**Problem requirements:** Extract every record, keeping each one exactly as it is.

**Dataset content:**
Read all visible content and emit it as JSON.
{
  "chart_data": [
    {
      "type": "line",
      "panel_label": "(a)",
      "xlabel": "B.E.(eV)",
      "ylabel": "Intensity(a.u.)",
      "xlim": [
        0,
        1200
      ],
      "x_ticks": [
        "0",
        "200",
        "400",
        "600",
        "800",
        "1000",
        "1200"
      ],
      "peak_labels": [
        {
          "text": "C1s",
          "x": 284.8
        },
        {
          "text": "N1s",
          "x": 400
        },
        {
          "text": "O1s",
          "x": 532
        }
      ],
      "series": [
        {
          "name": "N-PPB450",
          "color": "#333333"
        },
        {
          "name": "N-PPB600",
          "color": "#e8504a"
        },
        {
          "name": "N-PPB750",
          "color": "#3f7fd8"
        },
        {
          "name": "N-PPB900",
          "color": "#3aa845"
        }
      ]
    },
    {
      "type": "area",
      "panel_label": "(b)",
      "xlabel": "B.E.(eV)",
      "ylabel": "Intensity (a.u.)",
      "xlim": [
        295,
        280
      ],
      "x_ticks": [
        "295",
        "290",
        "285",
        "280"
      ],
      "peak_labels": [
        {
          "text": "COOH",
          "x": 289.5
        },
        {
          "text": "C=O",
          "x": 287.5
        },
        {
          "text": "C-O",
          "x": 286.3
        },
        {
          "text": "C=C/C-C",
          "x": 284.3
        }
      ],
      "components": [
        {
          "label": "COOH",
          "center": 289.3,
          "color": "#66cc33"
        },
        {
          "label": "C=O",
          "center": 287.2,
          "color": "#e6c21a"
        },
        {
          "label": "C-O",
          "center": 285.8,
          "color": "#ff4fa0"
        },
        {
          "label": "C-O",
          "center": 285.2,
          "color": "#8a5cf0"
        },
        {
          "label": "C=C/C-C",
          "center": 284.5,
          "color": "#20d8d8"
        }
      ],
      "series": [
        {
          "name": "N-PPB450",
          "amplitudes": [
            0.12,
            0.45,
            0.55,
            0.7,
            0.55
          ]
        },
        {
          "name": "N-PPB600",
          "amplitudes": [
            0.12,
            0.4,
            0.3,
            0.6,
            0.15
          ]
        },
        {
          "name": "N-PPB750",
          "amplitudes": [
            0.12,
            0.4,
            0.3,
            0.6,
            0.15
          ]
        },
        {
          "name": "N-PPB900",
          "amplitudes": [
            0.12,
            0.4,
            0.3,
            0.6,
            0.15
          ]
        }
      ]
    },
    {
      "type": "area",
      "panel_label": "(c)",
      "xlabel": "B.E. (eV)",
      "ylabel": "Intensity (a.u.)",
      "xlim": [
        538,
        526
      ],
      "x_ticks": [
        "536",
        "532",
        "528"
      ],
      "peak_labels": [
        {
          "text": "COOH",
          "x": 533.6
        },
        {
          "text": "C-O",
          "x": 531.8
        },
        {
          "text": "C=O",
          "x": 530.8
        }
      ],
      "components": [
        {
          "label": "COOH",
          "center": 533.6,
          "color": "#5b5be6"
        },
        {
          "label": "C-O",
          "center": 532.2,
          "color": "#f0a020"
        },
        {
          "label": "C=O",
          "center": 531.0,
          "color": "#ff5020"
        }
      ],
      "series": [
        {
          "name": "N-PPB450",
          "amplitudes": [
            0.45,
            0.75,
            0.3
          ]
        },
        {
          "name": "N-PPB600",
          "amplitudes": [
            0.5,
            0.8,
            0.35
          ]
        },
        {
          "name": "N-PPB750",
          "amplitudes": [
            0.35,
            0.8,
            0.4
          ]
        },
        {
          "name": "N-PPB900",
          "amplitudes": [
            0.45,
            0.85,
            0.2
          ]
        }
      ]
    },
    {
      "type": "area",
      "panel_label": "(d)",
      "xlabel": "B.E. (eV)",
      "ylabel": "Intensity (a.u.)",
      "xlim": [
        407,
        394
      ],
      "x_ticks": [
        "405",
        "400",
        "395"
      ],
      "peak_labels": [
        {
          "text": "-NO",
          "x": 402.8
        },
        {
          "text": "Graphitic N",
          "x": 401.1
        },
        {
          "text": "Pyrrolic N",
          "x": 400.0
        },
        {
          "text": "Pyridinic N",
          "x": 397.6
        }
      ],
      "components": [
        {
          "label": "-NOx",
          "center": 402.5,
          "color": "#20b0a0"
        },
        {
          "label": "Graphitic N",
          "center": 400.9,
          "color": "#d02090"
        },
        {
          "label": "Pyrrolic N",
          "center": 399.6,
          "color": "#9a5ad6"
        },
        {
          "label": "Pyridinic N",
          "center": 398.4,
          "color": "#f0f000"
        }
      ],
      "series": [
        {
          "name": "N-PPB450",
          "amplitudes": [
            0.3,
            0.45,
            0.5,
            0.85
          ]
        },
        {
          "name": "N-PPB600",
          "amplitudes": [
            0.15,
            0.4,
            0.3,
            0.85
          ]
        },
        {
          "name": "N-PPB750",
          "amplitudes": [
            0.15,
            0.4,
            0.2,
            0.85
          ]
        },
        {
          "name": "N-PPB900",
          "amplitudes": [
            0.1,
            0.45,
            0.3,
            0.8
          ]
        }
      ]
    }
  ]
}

**Solution to this exercise:**
Read all visible content and emit it as JSON.
{
  "chart_data": [
    {
      "type": "line",
      "panel_label": "(a)",
      "xlabel": "B.E.(eV)",
      "ylabel": "Intensity(a.u.)",
      "xlim": [
        0,
        1200
      ],
      "x_ticks": [
        "0",
        "200",
        "400",
        "600",
        "800",
        "1000",
        "1200"
      ],
      "peak_labels": [
        {
          "text": "C1s",
          "x": 284.8
        },
        {
          "text": "N1s",
          "x": 400
        },
        {
          "text": "O1s",
          "x": 532
        }
      ],
      "series": [
        {
          "name": "N-PPB450",
          "color": "#333333"
        },
        {
          "name": "N-PPB600",
          "color": "#e8504a"
        },
        {
          "name": "N-PPB750",
          "color": "#3f7fd8"
        },
        {
          "name": "N-PPB900",
          "color": "#3aa845"
        }
      ]
    },
    {
      "type": "area",
      "panel_label": "(b)",
      "xlabel": "B.E.(eV)",
      "ylabel": "Intensity (a.u.)",
      "xlim": [
        295,
        280
      ],
      "x_ticks": [
        "295",
        "290",
        "285",
        "280"
      ],
      "peak_labels": [
        {
          "text": "COOH",
          "x": 289.5
        },
        {
          "text": "C=O",
          "x": 287.5
        },
        {
          "text": "C-O",
          "x": 286.3
        },
        {
          "text": "C=C/C-C",
          "x": 284.3
        }
      ],
      "components": [
        {
          "label": "COOH",
          "center": 289.3,
          "color": "#66cc33"
        },
        {
          "label": "C=O",
          "center": 287.2,
          "color": "#e6c21a"
        },
        {
          "label": "C-O",
          "center": 285.8,
          "color": "#ff4fa0"
        },
        {
          "label": "C-O",
          "center": 285.2,
          "color": "#8a5cf0"
        },
        {
          "label": "C=C/C-C",
          "center": 284.5,
          "color": "#20d8d8"
        }
      ],
      "series": [
        {
          "name": "N-PPB450",
          "amplitudes": [
            0.12,
            0.45,
            0.55,
            0.7,
            0.55
          ]
        },
        {
          "name": "N-PPB600",
          "amplitudes": [
            0.12,
            0.4,
            0.3,
            0.6,
            0.15
          ]
        },
        {
          "name": "N-PPB750",
          "amplitudes": [
            0.12,
            0.4,
            0.3,
            0.6,
            0.15
          ]
        },
        {
          "name": "N-PPB900",
          "amplitudes": [
            0.12,
            0.4,
            0.3,
            0.6,
            0.15
          ]
        }
      ]
    },
    {
      "type": "area",
      "panel_label": "(c)",
      "xlabel": "B.E. (eV)",
      "ylabel": "Intensity (a.u.)",
      "xlim": [
        538,
        526
      ],
      "x_ticks": [
        "536",
        "532",
        "528"
      ],
      "peak_labels": [
        {
          "text": "COOH",
          "x": 533.6
        },
        {
          "text": "C-O",
          "x": 531.8
        },
        {
          "text": "C=O",
          "x": 530.8
        }
      ],
      "components": [
        {
          "label": "COOH",
          "center": 533.6,
          "color": "#5b5be6"
        },
        {
          "label": "C-O",
          "center": 532.2,
          "color": "#f0a020"
        },
        {
          "label": "C=O",
          "center": 531.0,
          "color": "#ff5020"
        }
      ],
      "series": [
        {
          "name": "N-PPB450",
          "amplitudes": [
            0.45,
            0.75,
            0.3
          ]
        },
        {
          "name": "N-PPB600",
          "amplitudes": [
            0.5,
            0.8,
            0.35
          ]
        },
        {
          "name": "N-PPB750",
          "amplitudes": [
            0.35,
            0.8,
            0.4
          ]
        },
        {
          "name": "N-PPB900",
          "amplitudes": [
            0.45,
            0.85,
            0.2
          ]
        }
      ]
    },
    {
      "type": "area",
      "panel_label": "(d)",
      "xlabel": "B.E. (eV)",
      "ylabel": "Intensity (a.u.)",
      "xlim": [
        407,
        394
      ],
      "x_ticks": [
        "405",
        "400",
        "395"
      ],
      "peak_labels": [
        {
          "text": "-NO",
          "x": 402.8
        },
        {
          "text": "Graphitic N",
          "x": 401.1
        },
        {
          "text": "Pyrrolic N",
          "x": 400.0
        },
        {
          "text": "Pyridinic N",
          "x": 397.6
        }
      ],
      "components": [
        {
          "label": "-NOx",
          "center": 402.5,
          "color": "#20b0a0"
        },
        {
          "label": "Graphitic N",
          "center": 400.9,
          "color": "#d02090"
        },
        {
          "label": "Pyrrolic N",
          "center": 399.6,
          "color": "#9a5ad6"
        },
        {
          "label": "Pyridinic N",
          "center": 398.4,
          "color": "#f0f000"
        }
      ],
      "series": [
        {
          "name": "N-PPB450",
          "amplitudes": [
            0.3,
            0.45,
            0.5,
            0.85
          ]
        },
        {
          "name": "N-PPB600",
          "amplitudes": [
            0.15,
            0.4,
            0.3,
            0.85
          ]
        },
        {
          "name": "N-PPB750",
          "amplitudes": [
            0.15,
            0.4,
            0.2,
            0.85
          ]
        },
        {
          "name": "N-PPB900",
          "amplitudes": [
            0.1,
            0.45,
            0.3,
            0.8
          ]
        }
      ]
    }
  ]
}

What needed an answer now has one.